┌─ MATERIAL FOR THIS TASK

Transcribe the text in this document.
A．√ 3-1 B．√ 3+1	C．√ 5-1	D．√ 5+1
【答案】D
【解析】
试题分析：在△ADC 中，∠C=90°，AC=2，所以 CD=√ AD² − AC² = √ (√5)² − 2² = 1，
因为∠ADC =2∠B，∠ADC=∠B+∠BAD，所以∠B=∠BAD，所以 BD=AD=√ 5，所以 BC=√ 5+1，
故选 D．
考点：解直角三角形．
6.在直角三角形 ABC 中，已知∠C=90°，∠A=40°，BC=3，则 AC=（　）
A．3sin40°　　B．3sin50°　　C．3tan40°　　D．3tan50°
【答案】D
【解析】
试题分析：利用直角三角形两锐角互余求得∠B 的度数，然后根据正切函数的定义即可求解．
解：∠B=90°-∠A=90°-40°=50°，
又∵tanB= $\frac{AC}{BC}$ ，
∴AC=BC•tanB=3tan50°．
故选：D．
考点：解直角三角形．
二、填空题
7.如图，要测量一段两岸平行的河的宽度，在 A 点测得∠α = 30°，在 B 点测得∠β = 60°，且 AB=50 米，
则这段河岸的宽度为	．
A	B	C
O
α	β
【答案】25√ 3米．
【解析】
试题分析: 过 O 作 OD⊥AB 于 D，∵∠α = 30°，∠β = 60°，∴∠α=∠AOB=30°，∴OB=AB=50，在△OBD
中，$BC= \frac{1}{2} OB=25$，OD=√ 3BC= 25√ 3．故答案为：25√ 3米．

└─

# WRITTEN PROBLEM:
Copy all lines from the listing that contain "试题分析".

# FULL SOLUTION:
试题分析：在△ADC 中，∠C=90°，AC=2，所以 CD=√ AD² − AC² = √ (√5)² − 2² = 1，
试题分析：利用直角三角形两锐角互余求得∠B 的度数，然后根据正切函数的定义即可求解．
试题分析: 过 O 作 OD⊥AB 于 D，∵∠α = 30°，∠β = 60°，∴∠α=∠AOB=30°，∴OB=AB=50，在△OBD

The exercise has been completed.